- **PROBLEM TO SOLVE**
Determine how many lines contain the string "this", then reply with that figure only.

- **DATA TO PROCESS**
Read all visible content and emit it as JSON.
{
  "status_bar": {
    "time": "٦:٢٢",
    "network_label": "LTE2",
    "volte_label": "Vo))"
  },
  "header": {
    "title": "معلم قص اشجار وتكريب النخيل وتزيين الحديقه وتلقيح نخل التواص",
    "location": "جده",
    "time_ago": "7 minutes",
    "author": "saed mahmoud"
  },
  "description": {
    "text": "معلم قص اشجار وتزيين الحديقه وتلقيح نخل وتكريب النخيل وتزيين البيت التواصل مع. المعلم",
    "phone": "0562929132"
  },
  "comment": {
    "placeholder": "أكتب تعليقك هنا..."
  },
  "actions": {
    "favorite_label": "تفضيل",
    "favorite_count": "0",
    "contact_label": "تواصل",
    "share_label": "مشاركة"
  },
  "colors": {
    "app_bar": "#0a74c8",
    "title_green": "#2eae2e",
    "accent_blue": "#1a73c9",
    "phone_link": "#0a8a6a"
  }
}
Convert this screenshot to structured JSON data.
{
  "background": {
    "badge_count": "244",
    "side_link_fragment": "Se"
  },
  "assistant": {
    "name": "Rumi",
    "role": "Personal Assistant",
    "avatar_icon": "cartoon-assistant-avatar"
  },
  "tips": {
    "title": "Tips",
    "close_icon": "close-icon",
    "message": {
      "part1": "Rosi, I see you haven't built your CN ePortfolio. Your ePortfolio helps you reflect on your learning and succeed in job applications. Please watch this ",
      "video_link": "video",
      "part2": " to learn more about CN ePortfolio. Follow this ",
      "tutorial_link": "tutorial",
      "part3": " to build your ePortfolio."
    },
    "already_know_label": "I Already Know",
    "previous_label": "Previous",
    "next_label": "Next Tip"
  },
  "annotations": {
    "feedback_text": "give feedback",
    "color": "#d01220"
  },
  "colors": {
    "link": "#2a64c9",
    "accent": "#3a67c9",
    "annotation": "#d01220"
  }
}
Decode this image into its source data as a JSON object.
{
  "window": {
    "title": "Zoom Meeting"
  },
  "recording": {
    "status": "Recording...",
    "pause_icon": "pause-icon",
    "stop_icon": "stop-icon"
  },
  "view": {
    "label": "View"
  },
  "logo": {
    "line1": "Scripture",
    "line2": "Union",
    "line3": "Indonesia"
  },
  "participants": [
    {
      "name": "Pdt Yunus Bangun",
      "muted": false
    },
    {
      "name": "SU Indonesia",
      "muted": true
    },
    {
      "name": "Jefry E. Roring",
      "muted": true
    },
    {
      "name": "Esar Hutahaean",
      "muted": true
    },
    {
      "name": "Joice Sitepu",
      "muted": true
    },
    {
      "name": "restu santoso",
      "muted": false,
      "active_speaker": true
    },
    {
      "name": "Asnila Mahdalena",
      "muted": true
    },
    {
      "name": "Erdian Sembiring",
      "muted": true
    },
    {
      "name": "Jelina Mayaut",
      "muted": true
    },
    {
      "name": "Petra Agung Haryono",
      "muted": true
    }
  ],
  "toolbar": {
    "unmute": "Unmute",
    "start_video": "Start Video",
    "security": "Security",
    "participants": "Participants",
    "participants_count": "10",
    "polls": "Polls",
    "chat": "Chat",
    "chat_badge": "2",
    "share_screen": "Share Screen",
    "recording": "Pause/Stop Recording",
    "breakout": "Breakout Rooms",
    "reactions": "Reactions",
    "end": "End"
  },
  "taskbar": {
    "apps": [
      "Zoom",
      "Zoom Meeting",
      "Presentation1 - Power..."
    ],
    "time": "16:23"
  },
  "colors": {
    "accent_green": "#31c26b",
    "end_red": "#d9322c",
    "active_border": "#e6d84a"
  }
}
--
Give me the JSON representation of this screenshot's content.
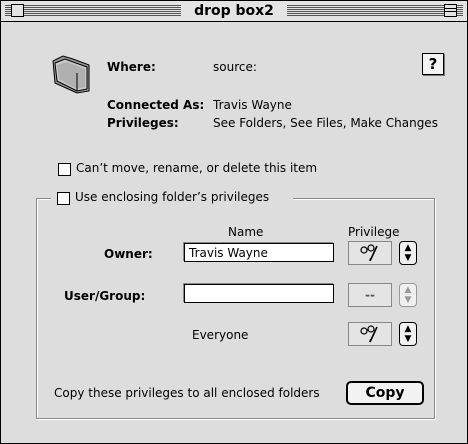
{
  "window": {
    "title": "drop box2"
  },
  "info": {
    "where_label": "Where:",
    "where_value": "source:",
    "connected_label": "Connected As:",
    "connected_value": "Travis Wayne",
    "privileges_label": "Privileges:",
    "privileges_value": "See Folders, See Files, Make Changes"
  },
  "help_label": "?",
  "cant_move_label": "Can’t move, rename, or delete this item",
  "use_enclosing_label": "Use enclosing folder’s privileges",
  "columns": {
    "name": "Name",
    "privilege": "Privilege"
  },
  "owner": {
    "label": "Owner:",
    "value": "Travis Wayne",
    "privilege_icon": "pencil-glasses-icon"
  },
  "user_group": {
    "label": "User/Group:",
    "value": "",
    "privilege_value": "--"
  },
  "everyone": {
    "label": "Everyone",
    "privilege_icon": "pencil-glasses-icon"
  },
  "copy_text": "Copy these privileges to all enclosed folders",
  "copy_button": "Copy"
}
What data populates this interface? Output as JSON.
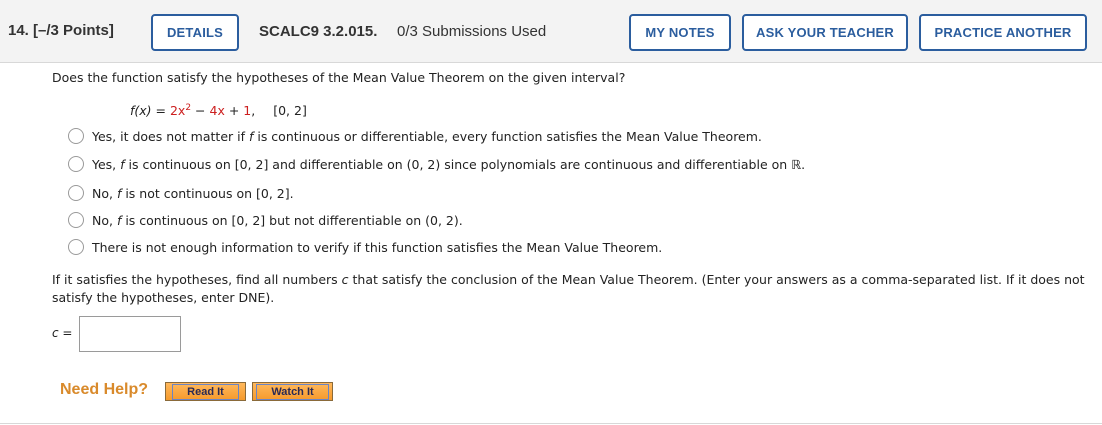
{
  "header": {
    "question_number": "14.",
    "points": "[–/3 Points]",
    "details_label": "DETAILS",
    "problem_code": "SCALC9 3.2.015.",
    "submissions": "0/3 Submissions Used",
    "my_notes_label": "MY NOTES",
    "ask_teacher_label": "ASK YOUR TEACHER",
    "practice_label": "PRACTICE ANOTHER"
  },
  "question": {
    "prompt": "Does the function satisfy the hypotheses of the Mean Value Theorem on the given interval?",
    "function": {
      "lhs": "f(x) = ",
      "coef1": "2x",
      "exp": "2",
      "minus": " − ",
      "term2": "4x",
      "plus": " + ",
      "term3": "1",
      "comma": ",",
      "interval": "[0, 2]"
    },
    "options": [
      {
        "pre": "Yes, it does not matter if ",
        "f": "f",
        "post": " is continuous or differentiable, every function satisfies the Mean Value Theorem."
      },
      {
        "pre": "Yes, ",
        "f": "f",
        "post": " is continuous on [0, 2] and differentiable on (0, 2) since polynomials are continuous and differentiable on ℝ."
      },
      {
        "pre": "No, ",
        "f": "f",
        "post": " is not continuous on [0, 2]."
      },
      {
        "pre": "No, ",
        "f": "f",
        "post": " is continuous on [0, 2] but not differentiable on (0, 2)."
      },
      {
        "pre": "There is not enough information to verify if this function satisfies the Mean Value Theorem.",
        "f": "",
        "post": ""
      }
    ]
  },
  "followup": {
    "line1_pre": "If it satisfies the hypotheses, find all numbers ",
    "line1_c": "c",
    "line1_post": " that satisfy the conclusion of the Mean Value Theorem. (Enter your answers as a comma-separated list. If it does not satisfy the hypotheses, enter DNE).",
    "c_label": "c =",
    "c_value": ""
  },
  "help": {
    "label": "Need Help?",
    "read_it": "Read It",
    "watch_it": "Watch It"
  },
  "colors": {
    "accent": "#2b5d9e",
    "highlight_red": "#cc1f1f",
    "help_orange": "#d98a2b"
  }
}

- **THE SOLUTION**
8